Objective: Pull out every line containing the string "this".

***** Provided records

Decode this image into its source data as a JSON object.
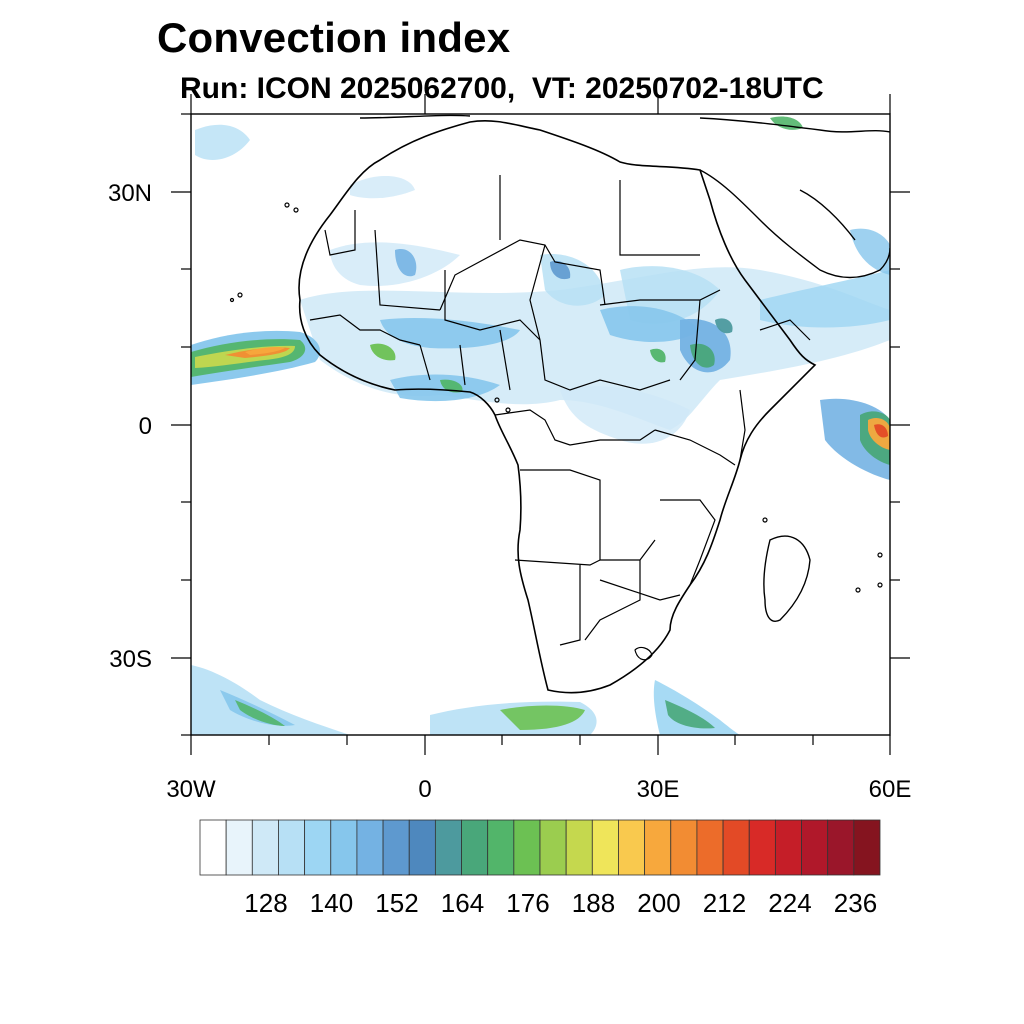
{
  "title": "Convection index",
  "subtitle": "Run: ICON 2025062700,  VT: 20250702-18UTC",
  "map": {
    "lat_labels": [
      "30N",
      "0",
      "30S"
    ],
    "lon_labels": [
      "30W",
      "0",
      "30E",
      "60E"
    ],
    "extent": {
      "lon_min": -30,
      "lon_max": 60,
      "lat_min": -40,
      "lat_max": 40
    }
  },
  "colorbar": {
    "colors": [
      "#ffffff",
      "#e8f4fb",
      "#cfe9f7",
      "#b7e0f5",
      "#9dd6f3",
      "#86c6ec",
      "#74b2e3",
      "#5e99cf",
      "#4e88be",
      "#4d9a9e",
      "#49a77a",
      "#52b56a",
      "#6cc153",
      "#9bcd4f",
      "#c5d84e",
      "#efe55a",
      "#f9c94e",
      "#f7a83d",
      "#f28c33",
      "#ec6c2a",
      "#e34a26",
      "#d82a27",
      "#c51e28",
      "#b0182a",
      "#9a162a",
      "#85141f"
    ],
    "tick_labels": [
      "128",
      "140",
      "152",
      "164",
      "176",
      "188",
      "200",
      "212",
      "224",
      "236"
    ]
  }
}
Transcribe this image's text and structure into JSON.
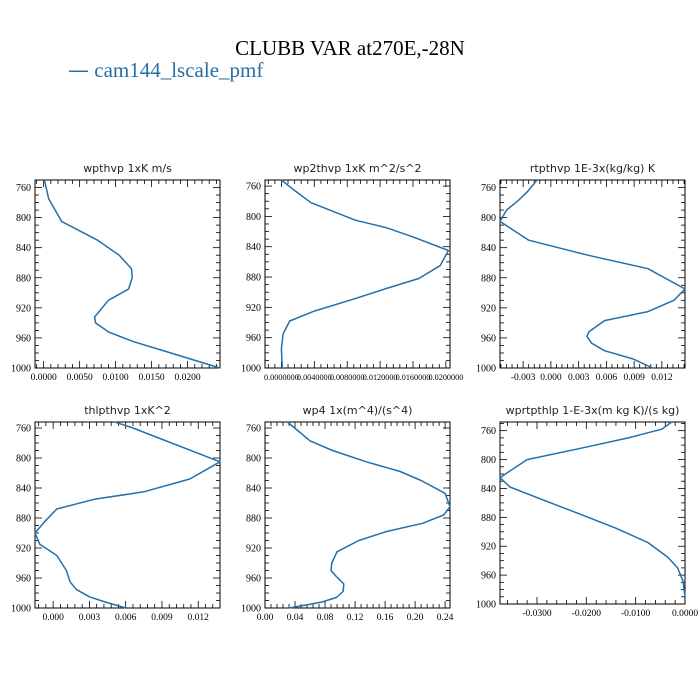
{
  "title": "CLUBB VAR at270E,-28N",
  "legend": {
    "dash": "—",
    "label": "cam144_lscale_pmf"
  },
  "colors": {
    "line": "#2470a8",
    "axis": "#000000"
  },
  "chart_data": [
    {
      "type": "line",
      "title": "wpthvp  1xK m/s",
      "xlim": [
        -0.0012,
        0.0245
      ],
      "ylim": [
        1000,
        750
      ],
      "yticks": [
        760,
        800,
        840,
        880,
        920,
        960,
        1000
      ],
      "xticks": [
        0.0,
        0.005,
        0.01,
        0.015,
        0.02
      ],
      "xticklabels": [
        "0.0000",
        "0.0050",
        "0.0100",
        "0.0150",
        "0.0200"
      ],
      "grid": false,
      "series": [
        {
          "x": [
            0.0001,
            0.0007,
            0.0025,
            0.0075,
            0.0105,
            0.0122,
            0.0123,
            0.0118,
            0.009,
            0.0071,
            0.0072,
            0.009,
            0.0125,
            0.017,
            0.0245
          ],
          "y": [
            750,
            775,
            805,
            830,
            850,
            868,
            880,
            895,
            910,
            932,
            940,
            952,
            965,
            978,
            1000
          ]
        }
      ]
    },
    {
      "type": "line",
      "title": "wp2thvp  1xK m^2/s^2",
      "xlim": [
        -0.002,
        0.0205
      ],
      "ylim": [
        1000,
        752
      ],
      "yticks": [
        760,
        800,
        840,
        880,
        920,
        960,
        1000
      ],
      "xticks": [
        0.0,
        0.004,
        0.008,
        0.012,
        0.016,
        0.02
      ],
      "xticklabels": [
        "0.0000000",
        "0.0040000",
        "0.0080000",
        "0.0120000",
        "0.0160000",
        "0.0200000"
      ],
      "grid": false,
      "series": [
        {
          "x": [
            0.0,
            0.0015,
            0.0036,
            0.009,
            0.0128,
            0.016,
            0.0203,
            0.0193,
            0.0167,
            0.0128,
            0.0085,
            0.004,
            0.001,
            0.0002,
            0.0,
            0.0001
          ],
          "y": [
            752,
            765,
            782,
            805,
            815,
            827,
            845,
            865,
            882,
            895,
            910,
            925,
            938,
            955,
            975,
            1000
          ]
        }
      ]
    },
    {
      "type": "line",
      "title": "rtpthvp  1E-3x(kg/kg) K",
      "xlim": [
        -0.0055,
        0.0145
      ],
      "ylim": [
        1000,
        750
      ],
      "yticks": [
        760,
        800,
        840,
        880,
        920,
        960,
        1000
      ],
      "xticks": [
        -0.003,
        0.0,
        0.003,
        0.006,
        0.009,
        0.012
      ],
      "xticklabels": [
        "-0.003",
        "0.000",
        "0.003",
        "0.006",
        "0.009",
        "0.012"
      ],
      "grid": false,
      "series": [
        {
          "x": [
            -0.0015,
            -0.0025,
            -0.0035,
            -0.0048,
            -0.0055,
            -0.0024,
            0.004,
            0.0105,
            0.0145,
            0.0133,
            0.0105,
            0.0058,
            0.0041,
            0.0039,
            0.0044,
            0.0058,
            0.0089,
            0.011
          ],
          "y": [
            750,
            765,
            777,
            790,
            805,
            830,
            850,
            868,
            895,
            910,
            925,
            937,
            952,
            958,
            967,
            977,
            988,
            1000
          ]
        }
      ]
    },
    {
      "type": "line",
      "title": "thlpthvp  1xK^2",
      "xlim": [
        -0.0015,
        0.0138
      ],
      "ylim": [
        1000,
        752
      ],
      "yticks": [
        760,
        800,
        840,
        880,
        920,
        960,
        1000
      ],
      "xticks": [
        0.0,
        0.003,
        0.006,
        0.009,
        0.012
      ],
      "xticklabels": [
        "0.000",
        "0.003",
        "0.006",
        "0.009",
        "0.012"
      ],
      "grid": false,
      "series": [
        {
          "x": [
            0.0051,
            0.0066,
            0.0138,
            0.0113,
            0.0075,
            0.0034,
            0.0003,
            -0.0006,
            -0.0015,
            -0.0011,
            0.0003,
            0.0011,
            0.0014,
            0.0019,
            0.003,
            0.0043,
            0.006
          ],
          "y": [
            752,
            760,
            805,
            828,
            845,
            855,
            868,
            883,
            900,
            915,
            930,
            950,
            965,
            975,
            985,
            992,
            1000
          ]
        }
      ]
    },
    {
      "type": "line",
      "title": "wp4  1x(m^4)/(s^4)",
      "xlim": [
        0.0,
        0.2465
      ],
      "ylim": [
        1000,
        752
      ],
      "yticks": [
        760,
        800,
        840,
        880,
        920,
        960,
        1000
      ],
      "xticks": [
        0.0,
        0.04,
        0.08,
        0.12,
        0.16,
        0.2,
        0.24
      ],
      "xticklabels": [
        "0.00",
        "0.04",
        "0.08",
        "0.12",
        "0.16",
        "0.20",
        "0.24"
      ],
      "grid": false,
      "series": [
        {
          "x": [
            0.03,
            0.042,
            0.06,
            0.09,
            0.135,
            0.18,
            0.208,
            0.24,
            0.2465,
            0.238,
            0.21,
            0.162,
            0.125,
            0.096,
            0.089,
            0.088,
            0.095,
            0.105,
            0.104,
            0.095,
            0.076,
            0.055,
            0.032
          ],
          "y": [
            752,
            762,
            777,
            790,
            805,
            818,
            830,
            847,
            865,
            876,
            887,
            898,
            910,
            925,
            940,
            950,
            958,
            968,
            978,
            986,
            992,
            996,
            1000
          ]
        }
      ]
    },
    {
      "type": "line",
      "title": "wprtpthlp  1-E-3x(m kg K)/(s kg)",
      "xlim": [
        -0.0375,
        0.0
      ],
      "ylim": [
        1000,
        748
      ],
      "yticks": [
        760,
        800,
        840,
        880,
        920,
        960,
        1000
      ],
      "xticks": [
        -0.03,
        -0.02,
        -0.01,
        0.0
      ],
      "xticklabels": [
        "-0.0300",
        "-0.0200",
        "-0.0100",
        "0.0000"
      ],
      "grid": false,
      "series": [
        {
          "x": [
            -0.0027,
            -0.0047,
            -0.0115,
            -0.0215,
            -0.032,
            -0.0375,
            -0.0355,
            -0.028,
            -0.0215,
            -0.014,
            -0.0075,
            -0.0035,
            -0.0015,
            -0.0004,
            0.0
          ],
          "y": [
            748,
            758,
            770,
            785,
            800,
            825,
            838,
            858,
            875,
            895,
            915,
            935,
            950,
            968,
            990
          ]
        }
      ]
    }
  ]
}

**********

Correct response:
Decode this image into its source data as a JSON object.
Transcribe this image's text and structure into JSON.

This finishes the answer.